GIVEN INSTRUCTION —
Reproduce the entries below in full, word for word.

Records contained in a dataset
---

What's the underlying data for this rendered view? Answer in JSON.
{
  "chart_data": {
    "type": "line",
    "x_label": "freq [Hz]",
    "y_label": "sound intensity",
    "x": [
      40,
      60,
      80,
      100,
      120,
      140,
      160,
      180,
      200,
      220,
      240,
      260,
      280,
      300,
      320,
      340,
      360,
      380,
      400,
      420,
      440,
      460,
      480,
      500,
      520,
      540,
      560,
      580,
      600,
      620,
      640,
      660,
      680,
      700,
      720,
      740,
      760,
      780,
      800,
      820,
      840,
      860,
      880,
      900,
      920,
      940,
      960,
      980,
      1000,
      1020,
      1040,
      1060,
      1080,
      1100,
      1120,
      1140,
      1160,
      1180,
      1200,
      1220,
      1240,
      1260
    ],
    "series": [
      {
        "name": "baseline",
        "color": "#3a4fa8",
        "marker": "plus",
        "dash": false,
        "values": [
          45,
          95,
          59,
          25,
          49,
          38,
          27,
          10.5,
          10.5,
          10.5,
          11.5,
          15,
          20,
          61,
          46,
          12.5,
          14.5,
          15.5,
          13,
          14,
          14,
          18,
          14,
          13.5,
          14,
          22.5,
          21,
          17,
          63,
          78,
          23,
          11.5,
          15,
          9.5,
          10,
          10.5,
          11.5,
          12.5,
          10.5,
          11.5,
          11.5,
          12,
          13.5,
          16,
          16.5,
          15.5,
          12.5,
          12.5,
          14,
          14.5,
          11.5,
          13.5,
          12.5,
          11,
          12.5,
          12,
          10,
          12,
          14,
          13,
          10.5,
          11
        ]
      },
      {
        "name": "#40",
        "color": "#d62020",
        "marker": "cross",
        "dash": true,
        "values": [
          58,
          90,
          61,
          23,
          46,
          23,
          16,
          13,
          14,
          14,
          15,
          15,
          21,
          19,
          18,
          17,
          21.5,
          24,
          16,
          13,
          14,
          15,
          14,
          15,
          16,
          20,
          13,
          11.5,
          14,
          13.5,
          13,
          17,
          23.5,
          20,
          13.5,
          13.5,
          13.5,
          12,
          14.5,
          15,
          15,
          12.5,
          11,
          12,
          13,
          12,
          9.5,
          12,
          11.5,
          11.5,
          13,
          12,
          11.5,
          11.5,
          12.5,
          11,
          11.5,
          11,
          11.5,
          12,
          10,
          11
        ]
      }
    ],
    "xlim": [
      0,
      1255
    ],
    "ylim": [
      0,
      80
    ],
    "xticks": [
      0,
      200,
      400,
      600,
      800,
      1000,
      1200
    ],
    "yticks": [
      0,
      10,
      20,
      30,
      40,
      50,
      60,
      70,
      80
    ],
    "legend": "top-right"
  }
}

---

ANSWER TO THE TASK —
What's the underlying data for this rendered view? Answer in JSON.
{
  "chart_data": {
    "type": "line",
    "x_label": "freq [Hz]",
    "y_label": "sound intensity",
    "x": [
      40,
      60,
      80,
      100,
      120,
      140,
      160,
      180,
      200,
      220,
      240,
      260,
      280,
      300,
      320,
      340,
      360,
      380,
      400,
      420,
      440,
      460,
      480,
      500,
      520,
      540,
      560,
      580,
      600,
      620,
      640,
      660,
      680,
      700,
      720,
      740,
      760,
      780,
      800,
      820,
      840,
      860,
      880,
      900,
      920,
      940,
      960,
      980,
      1000,
      1020,
      1040,
      1060,
      1080,
      1100,
      1120,
      1140,
      1160,
      1180,
      1200,
      1220,
      1240,
      1260
    ],
    "series": [
      {
        "name": "baseline",
        "color": "#3a4fa8",
        "marker": "plus",
        "dash": false,
        "values": [
          45,
          95,
          59,
          25,
          49,
          38,
          27,
          10.5,
          10.5,
          10.5,
          11.5,
          15,
          20,
          61,
          46,
          12.5,
          14.5,
          15.5,
          13,
          14,
          14,
          18,
          14,
          13.5,
          14,
          22.5,
          21,
          17,
          63,
          78,
          23,
          11.5,
          15,
          9.5,
          10,
          10.5,
          11.5,
          12.5,
          10.5,
          11.5,
          11.5,
          12,
          13.5,
          16,
          16.5,
          15.5,
          12.5,
          12.5,
          14,
          14.5,
          11.5,
          13.5,
          12.5,
          11,
          12.5,
          12,
          10,
          12,
          14,
          13,
          10.5,
          11
        ]
      },
      {
        "name": "#40",
        "color": "#d62020",
        "marker": "cross",
        "dash": true,
        "values": [
          58,
          90,
          61,
          23,
          46,
          23,
          16,
          13,
          14,
          14,
          15,
          15,
          21,
          19,
          18,
          17,
          21.5,
          24,
          16,
          13,
          14,
          15,
          14,
          15,
          16,
          20,
          13,
          11.5,
          14,
          13.5,
          13,
          17,
          23.5,
          20,
          13.5,
          13.5,
          13.5,
          12,
          14.5,
          15,
          15,
          12.5,
          11,
          12,
          13,
          12,
          9.5,
          12,
          11.5,
          11.5,
          13,
          12,
          11.5,
          11.5,
          12.5,
          11,
          11.5,
          11,
          11.5,
          12,
          10,
          11
        ]
      }
    ],
    "xlim": [
      0,
      1255
    ],
    "ylim": [
      0,
      80
    ],
    "xticks": [
      0,
      200,
      400,
      600,
      800,
      1000,
      1200
    ],
    "yticks": [
      0,
      10,
      20,
      30,
      40,
      50,
      60,
      70,
      80
    ],
    "legend": "top-right"
  }
}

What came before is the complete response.